**THE REQUEST**
Below are the records; locate each line with the word "FFFFFF" and copy it.

%%

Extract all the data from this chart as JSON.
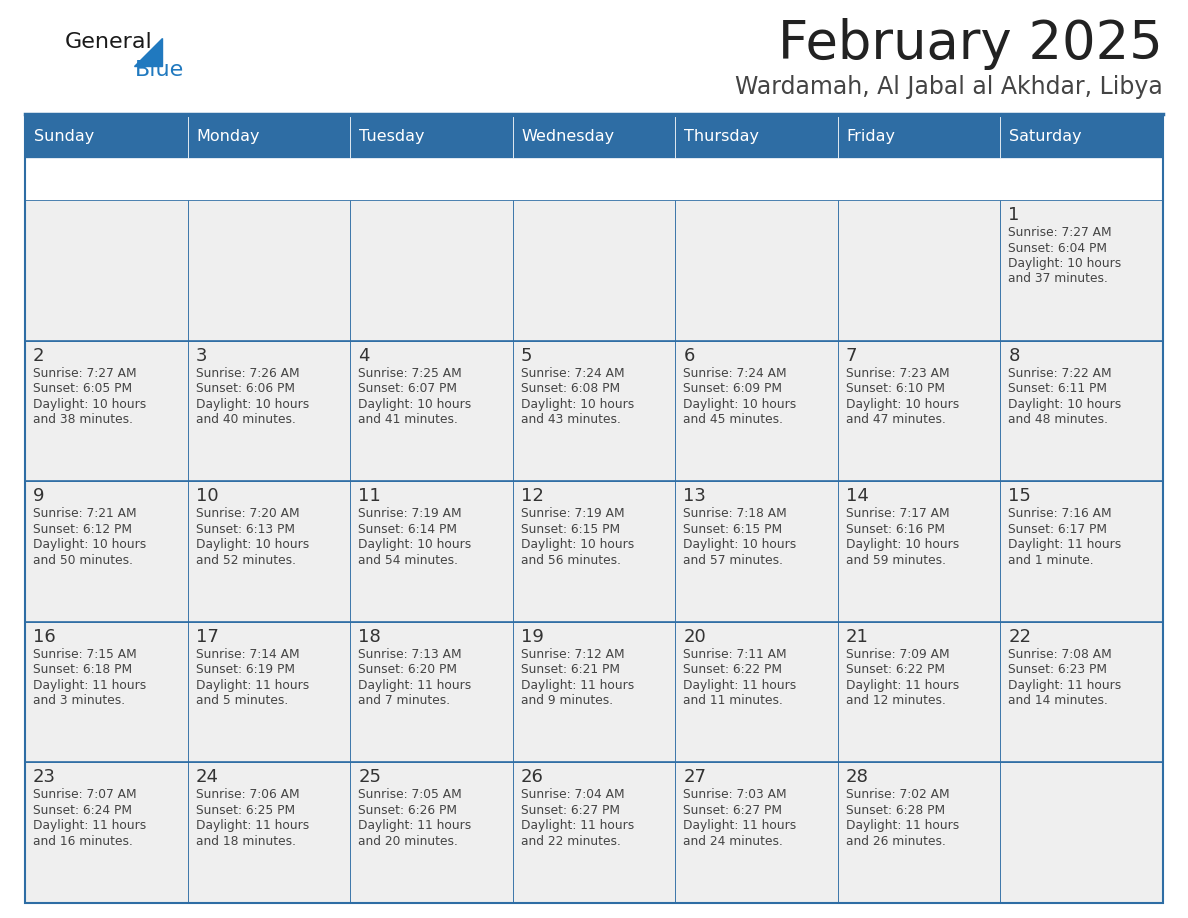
{
  "title": "February 2025",
  "subtitle": "Wardamah, Al Jabal al Akhdar, Libya",
  "days_of_week": [
    "Sunday",
    "Monday",
    "Tuesday",
    "Wednesday",
    "Thursday",
    "Friday",
    "Saturday"
  ],
  "header_bg": "#2E6DA4",
  "header_text": "#FFFFFF",
  "cell_bg_light": "#EFEFEF",
  "cell_bg_white": "#FFFFFF",
  "border_color": "#2E6DA4",
  "day_num_color": "#333333",
  "info_color": "#444444",
  "title_color": "#222222",
  "subtitle_color": "#444444",
  "logo_general_color": "#1a1a1a",
  "logo_blue_color": "#2079BF",
  "calendar_data": [
    [
      null,
      null,
      null,
      null,
      null,
      null,
      {
        "day": 1,
        "sunrise": "7:27 AM",
        "sunset": "6:04 PM",
        "daylight_line1": "10 hours",
        "daylight_line2": "and 37 minutes."
      }
    ],
    [
      {
        "day": 2,
        "sunrise": "7:27 AM",
        "sunset": "6:05 PM",
        "daylight_line1": "10 hours",
        "daylight_line2": "and 38 minutes."
      },
      {
        "day": 3,
        "sunrise": "7:26 AM",
        "sunset": "6:06 PM",
        "daylight_line1": "10 hours",
        "daylight_line2": "and 40 minutes."
      },
      {
        "day": 4,
        "sunrise": "7:25 AM",
        "sunset": "6:07 PM",
        "daylight_line1": "10 hours",
        "daylight_line2": "and 41 minutes."
      },
      {
        "day": 5,
        "sunrise": "7:24 AM",
        "sunset": "6:08 PM",
        "daylight_line1": "10 hours",
        "daylight_line2": "and 43 minutes."
      },
      {
        "day": 6,
        "sunrise": "7:24 AM",
        "sunset": "6:09 PM",
        "daylight_line1": "10 hours",
        "daylight_line2": "and 45 minutes."
      },
      {
        "day": 7,
        "sunrise": "7:23 AM",
        "sunset": "6:10 PM",
        "daylight_line1": "10 hours",
        "daylight_line2": "and 47 minutes."
      },
      {
        "day": 8,
        "sunrise": "7:22 AM",
        "sunset": "6:11 PM",
        "daylight_line1": "10 hours",
        "daylight_line2": "and 48 minutes."
      }
    ],
    [
      {
        "day": 9,
        "sunrise": "7:21 AM",
        "sunset": "6:12 PM",
        "daylight_line1": "10 hours",
        "daylight_line2": "and 50 minutes."
      },
      {
        "day": 10,
        "sunrise": "7:20 AM",
        "sunset": "6:13 PM",
        "daylight_line1": "10 hours",
        "daylight_line2": "and 52 minutes."
      },
      {
        "day": 11,
        "sunrise": "7:19 AM",
        "sunset": "6:14 PM",
        "daylight_line1": "10 hours",
        "daylight_line2": "and 54 minutes."
      },
      {
        "day": 12,
        "sunrise": "7:19 AM",
        "sunset": "6:15 PM",
        "daylight_line1": "10 hours",
        "daylight_line2": "and 56 minutes."
      },
      {
        "day": 13,
        "sunrise": "7:18 AM",
        "sunset": "6:15 PM",
        "daylight_line1": "10 hours",
        "daylight_line2": "and 57 minutes."
      },
      {
        "day": 14,
        "sunrise": "7:17 AM",
        "sunset": "6:16 PM",
        "daylight_line1": "10 hours",
        "daylight_line2": "and 59 minutes."
      },
      {
        "day": 15,
        "sunrise": "7:16 AM",
        "sunset": "6:17 PM",
        "daylight_line1": "11 hours",
        "daylight_line2": "and 1 minute."
      }
    ],
    [
      {
        "day": 16,
        "sunrise": "7:15 AM",
        "sunset": "6:18 PM",
        "daylight_line1": "11 hours",
        "daylight_line2": "and 3 minutes."
      },
      {
        "day": 17,
        "sunrise": "7:14 AM",
        "sunset": "6:19 PM",
        "daylight_line1": "11 hours",
        "daylight_line2": "and 5 minutes."
      },
      {
        "day": 18,
        "sunrise": "7:13 AM",
        "sunset": "6:20 PM",
        "daylight_line1": "11 hours",
        "daylight_line2": "and 7 minutes."
      },
      {
        "day": 19,
        "sunrise": "7:12 AM",
        "sunset": "6:21 PM",
        "daylight_line1": "11 hours",
        "daylight_line2": "and 9 minutes."
      },
      {
        "day": 20,
        "sunrise": "7:11 AM",
        "sunset": "6:22 PM",
        "daylight_line1": "11 hours",
        "daylight_line2": "and 11 minutes."
      },
      {
        "day": 21,
        "sunrise": "7:09 AM",
        "sunset": "6:22 PM",
        "daylight_line1": "11 hours",
        "daylight_line2": "and 12 minutes."
      },
      {
        "day": 22,
        "sunrise": "7:08 AM",
        "sunset": "6:23 PM",
        "daylight_line1": "11 hours",
        "daylight_line2": "and 14 minutes."
      }
    ],
    [
      {
        "day": 23,
        "sunrise": "7:07 AM",
        "sunset": "6:24 PM",
        "daylight_line1": "11 hours",
        "daylight_line2": "and 16 minutes."
      },
      {
        "day": 24,
        "sunrise": "7:06 AM",
        "sunset": "6:25 PM",
        "daylight_line1": "11 hours",
        "daylight_line2": "and 18 minutes."
      },
      {
        "day": 25,
        "sunrise": "7:05 AM",
        "sunset": "6:26 PM",
        "daylight_line1": "11 hours",
        "daylight_line2": "and 20 minutes."
      },
      {
        "day": 26,
        "sunrise": "7:04 AM",
        "sunset": "6:27 PM",
        "daylight_line1": "11 hours",
        "daylight_line2": "and 22 minutes."
      },
      {
        "day": 27,
        "sunrise": "7:03 AM",
        "sunset": "6:27 PM",
        "daylight_line1": "11 hours",
        "daylight_line2": "and 24 minutes."
      },
      {
        "day": 28,
        "sunrise": "7:02 AM",
        "sunset": "6:28 PM",
        "daylight_line1": "11 hours",
        "daylight_line2": "and 26 minutes."
      },
      null
    ]
  ]
}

%%

**WORKED ANSWER**
  "header_text": "#FFFFFF",
  "cell_bg_white": "#FFFFFF",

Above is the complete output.